**** Document text ****
Dam i should have took pics year's back there was a monte w/ 4 12's rollin around here.Same thing set out.

It was just nasty as in loud and obnoxious


----------



## Dred504 (Jun 19, 2002)

Think long and hard before you do it... Everybody I know who took their back seats out eventually put them back. plus very rarely do it look good and clean...


----------



## Pitbullx (Jul 27, 2005)

if you are going to give up the back seat go with bigger/better subs...


make it worth your while


----------



## Wagonized (Apr 13, 2009)

> _Originally posted by Pitbullx_@Nov 8 2009, 12:58 PM~15598689
> *if you are going to give up the back seat go with bigger/better subs...
> make it worth your while
> *


agreed....and a full wall.


once you build a wall properly...nice and sturdy and done right. You can throw nearly any shitty woofers in there and it will hammer nicely.

Spend your time and money on the enclosure not the gear.


----------



## 86 Limited (May 7, 2002)

when u say wall u mean like i wont be able to see out of the rear of the car right? if so Im not really feelin that idea. i remember in lowrider magazine a couple years ago there was a candy tangerine monte LS i believe and it had 4 kicker l7s in the back seat. shit looked soooooo clean. i basically just wanna know if its gunna sound like real deep bass or will i just hear two woofers behind me slappin and not get good sound and spl out of it?? 



btw thanks for all the input homies. appreciate it.


----------



## BIG DIRTY (Jan 31, 2002)

> _Originally posted by Wagonized_@Nov 9 2009, 01:12 AM~15604042
> *agreed....and a full wall.
> once you build a wall properly...nice and sturdy and done right.  You can throw nearly any shitty woofers in there and it will hammer nicely.
> 
> ...


 :uh: 


HEY BRO, IF YOU ARE GOING TO DO IT, SPEAK WITH SOME OF THE HOMIES DOWN THERE AND DO A CUSTOM WRAP AROUND LOVE SEAT IN THE BACK, AND HIDE THE SUBS IN THERE. I MEAN YOU IN MIA, AND WE BOTH KNOW, YOU LEAVE YOUR SIT FOR TWO SECONDS, THEY GOT YA. BUT YOU CAN DO A NICE LOVE SEAT AND HIDE THE WOOFERS BEHIND GRILLE CLOTH, OR YOU CAN MAKE SOME CUSTOM GRILES. A LOVE SEAT IS NOT VERY EXPENSIVE TO DO AND THERE ARE ALOT OF FOOLS IN MIA THAT CAN DO THE WORK


----------



## 86 Limited (May 7, 2002)

> _Originally posted by BIG DIRTY_@Nov 9 2009, 08:19 PM~15613986
> *:uh:
> HEY BRO, IF YOU ARE GOING TO DO IT, SPEAK WITH SOME OF THE HOMIES DOWN THERE AND DO A CUSTOM WRAP AROUND LOVE SEAT IN THE BACK, AND HIDE THE SUBS IN THERE.  I MEAN YOU IN MIA, AND WE BOTH KNOW, YOU LEAVE YOUR SIT FOR TWO SECONDS, THEY GOT YA.  BUT YOU CAN DO A NICE LOVE SEAT AND HIDE THE WOOFERS BEHIND GRILLE CLOTH, OR YOU CAN MAKE SOME CUSTOM GRILES.  A LOVE SEAT IS NOT VERY EXPENSIVE TO DO AND THERE ARE ALOT OF FOOLS IN MIA THAT CAN DO THE WORK
> *


hmmmmmm loveseat...... splain plz. n e pics? thanks for the input big homie


----------



## BIG DIRTY (Jan 31, 2002)
****
> **Written task**: Reproduce the part of the thread about rear-seat subwoofers from "## Dred504 (Jun" up to and including "good and clean...", word for word.
**** Data ****
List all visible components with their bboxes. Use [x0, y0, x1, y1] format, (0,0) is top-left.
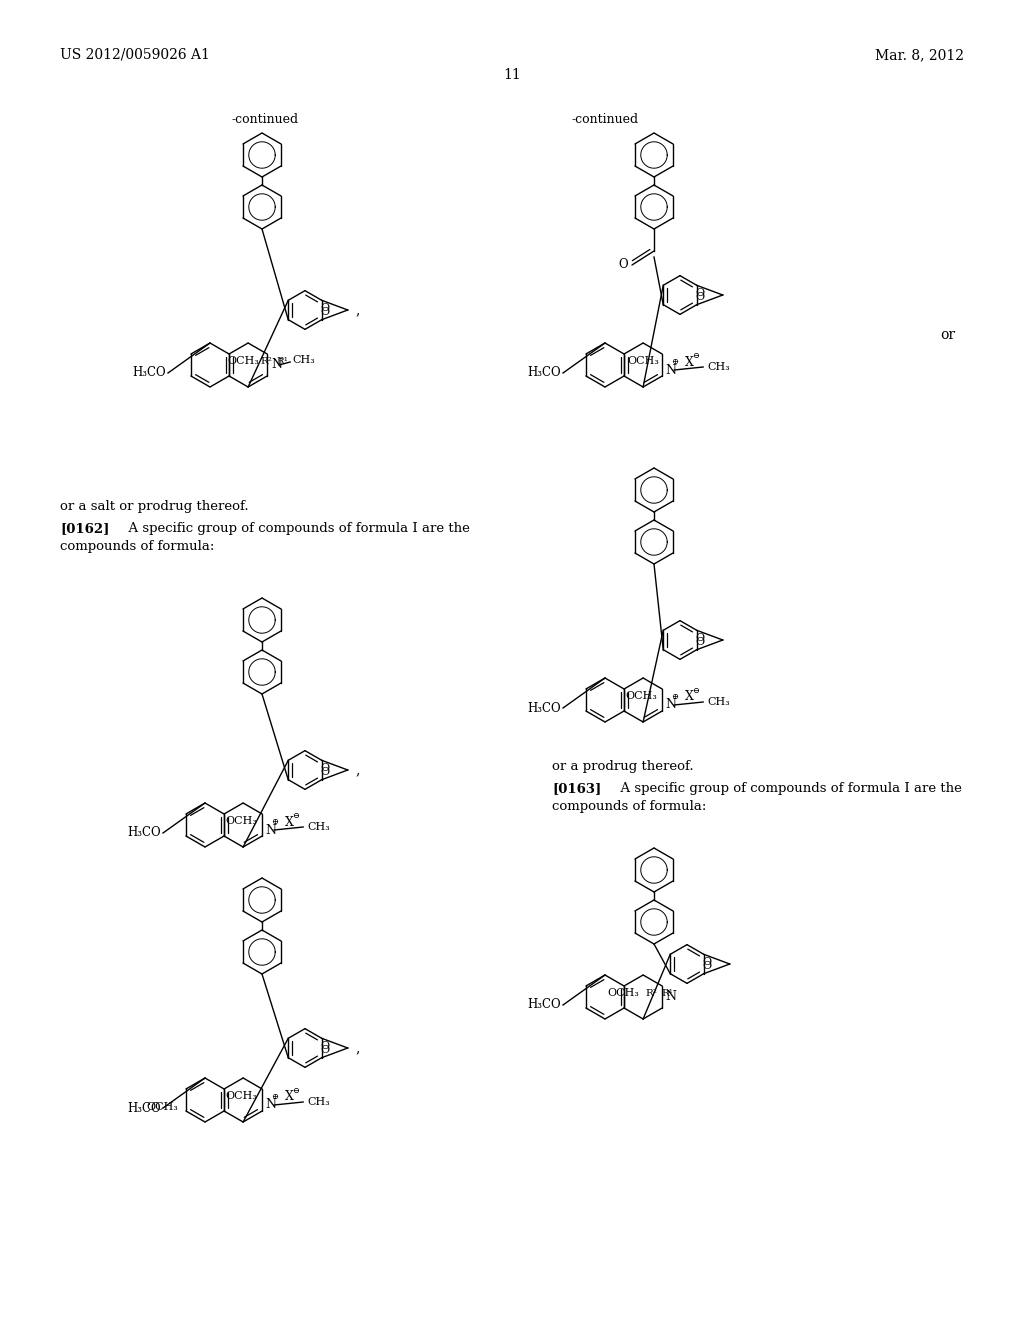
****
> **Exercise answer**:
## Dred504 (Jun 19, 2002)

Think long and hard before you do it... Everybody I know who took their back seats out eventually put them back. plus very rarely do it look good and clean...